Part of a data file
════════════════
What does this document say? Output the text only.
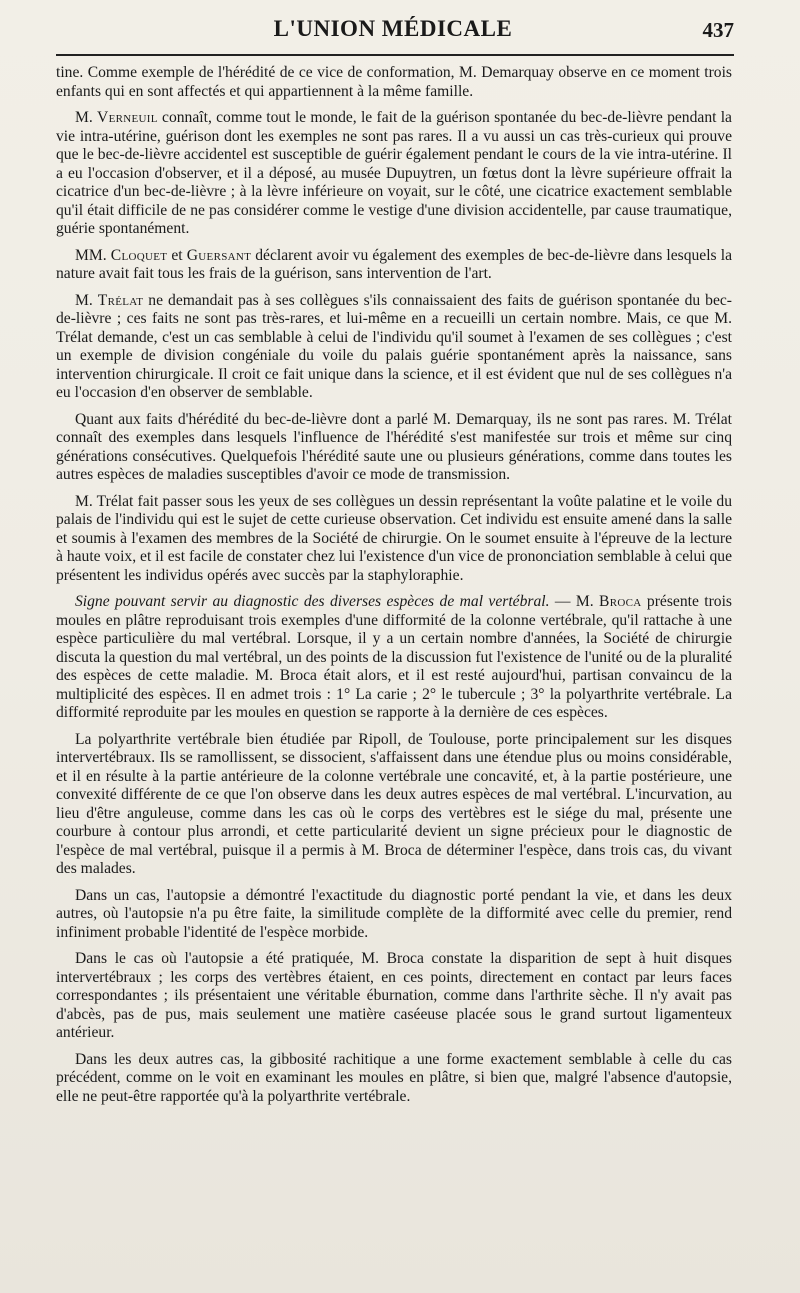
L'UNION MÉDICALE	437

tine. Comme exemple de l'hérédité de ce vice de conformation, M. Demarquay observe en ce moment trois enfants qui en sont affectés et qui appartiennent à la même famille.

M. Verneuil connaît, comme tout le monde, le fait de la guérison spontanée du bec-de-lièvre pendant la vie intra-utérine, guérison dont les exemples ne sont pas rares. Il a vu aussi un cas très-curieux qui prouve que le bec-de-lièvre accidentel est susceptible de guérir également pendant le cours de la vie intra-utérine. Il a eu l'occasion d'observer, et il a déposé, au musée Dupuytren, un fœtus dont la lèvre supérieure offrait la cicatrice d'un bec-de-lièvre ; à la lèvre inférieure on voyait, sur le côté, une cicatrice exactement semblable qu'il était difficile de ne pas considérer comme le vestige d'une division accidentelle, par cause traumatique, guérie spontanément.

MM. Cloquet et Guersant déclarent avoir vu également des exemples de bec-de-lièvre dans lesquels la nature avait fait tous les frais de la guérison, sans intervention de l'art.

M. Trélat ne demandait pas à ses collègues s'ils connaissaient des faits de guérison spontanée du bec-de-lièvre ; ces faits ne sont pas très-rares, et lui-même en a recueilli un certain nombre. Mais, ce que M. Trélat demande, c'est un cas semblable à celui de l'individu qu'il soumet à l'examen de ses collègues ; c'est un exemple de division congéniale du voile du palais guérie spontanément après la naissance, sans intervention chirurgicale. Il croit ce fait unique dans la science, et il est évident que nul de ses collègues n'a eu l'occasion d'en observer de semblable.

Quant aux faits d'hérédité du bec-de-lièvre dont a parlé M. Demarquay, ils ne sont pas rares. M. Trélat connaît des exemples dans lesquels l'influence de l'hérédité s'est manifestée sur trois et même sur cinq générations consécutives. Quelquefois l'hérédité saute une ou plusieurs générations, comme dans toutes les autres espèces de maladies susceptibles d'avoir ce mode de transmission.

M. Trélat fait passer sous les yeux de ses collègues un dessin représentant la voûte palatine et le voile du palais de l'individu qui est le sujet de cette curieuse observation. Cet individu est ensuite amené dans la salle et soumis à l'examen des membres de la Société de chirurgie. On le soumet ensuite à l'épreuve de la lecture à haute voix, et il est facile de constater chez lui l'existence d'un vice de prononciation semblable à celui que présentent les individus opérés avec succès par la staphyloraphie.

Signe pouvant servir au diagnostic des diverses espèces de mal vertébral. — M. Broca présente trois moules en plâtre reproduisant trois exemples d'une difformité de la colonne vertébrale, qu'il rattache à une espèce particulière du mal vertébral. Lorsque, il y a un certain nombre d'années, la Société de chirurgie discuta la question du mal vertébral, un des points de la discussion fut l'existence de l'unité ou de la pluralité des espèces de cette maladie. M. Broca était alors, et il est resté aujourd'hui, partisan convaincu de la multiplicité des espèces. Il en admet trois : 1° La carie ; 2° le tubercule ; 3° la polyarthrite vertébrale. La difformité reproduite par les moules en question se rapporte à la dernière de ces espèces.

La polyarthrite vertébrale bien étudiée par Ripoll, de Toulouse, porte principalement sur les disques intervertébraux. Ils se ramollissent, se dissocient, s'affaissent dans une étendue plus ou moins considérable, et il en résulte à la partie antérieure de la colonne vertébrale une concavité, et, à la partie postérieure, une convexité différente de ce que l'on observe dans les deux autres espèces de mal vertébral. L'incurvation, au lieu d'être anguleuse, comme dans les cas où le corps des vertèbres est le siége du mal, présente une courbure à contour plus arrondi, et cette particularité devient un signe précieux pour le diagnostic de l'espèce de mal vertébral, puisque il a permis à M. Broca de déterminer l'espèce, dans trois cas, du vivant des malades.

Dans un cas, l'autopsie a démontré l'exactitude du diagnostic porté pendant la vie, et dans les deux autres, où l'autopsie n'a pu être faite, la similitude complète de la difformité avec celle du premier, rend infiniment probable l'identité de l'espèce morbide.

Dans le cas où l'autopsie a été pratiquée, M. Broca constate la disparition de sept à huit disques intervertébraux ; les corps des vertèbres étaient, en ces points, directement en contact par leurs faces correspondantes ; ils présentaient une véritable éburnation, comme dans l'arthrite sèche. Il n'y avait pas d'abcès, pas de pus, mais seulement une matière caséeuse placée sous le grand surtout ligamenteux antérieur.

Dans les deux autres cas, la gibbosité rachitique a une forme exactement semblable à celle du cas précédent, comme on le voit en examinant les moules en plâtre, si bien que, malgré l'absence d'autopsie, elle ne peut-être rapportée qu'à la polyarthrite vertébrale.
════════════════
What the task requires — Show each line in the entries that holds the string "plâtre".

Answer in full —
Signe pouvant servir au diagnostic des diverses espèces de mal vertébral. — M. Broca présente trois moules en plâtre reproduisant trois exemples d'une difformité de la colonne vertébrale, qu'il rattache à une espèce particulière du mal vertébral. Lorsque, il y a un certain nombre d'années, la Société de chirurgie discuta la question du mal vertébral, un des points de la discussion fut l'existence de l'unité ou de la pluralité des espèces de cette maladie. M. Broca était alors, et il est resté aujourd'hui, partisan convaincu de la multiplicité des espèces. Il en admet trois : 1° La carie ; 2° le tubercule ; 3° la polyarthrite vertébrale. La difformité reproduite par les moules en question se rapporte à la dernière de ces espèces.
Dans les deux autres cas, la gibbosité rachitique a une forme exactement semblable à celle du cas précédent, comme on le voit en examinant les moules en plâtre, si bien que, malgré l'absence d'autopsie, elle ne peut-être rapportée qu'à la polyarthrite vertébrale.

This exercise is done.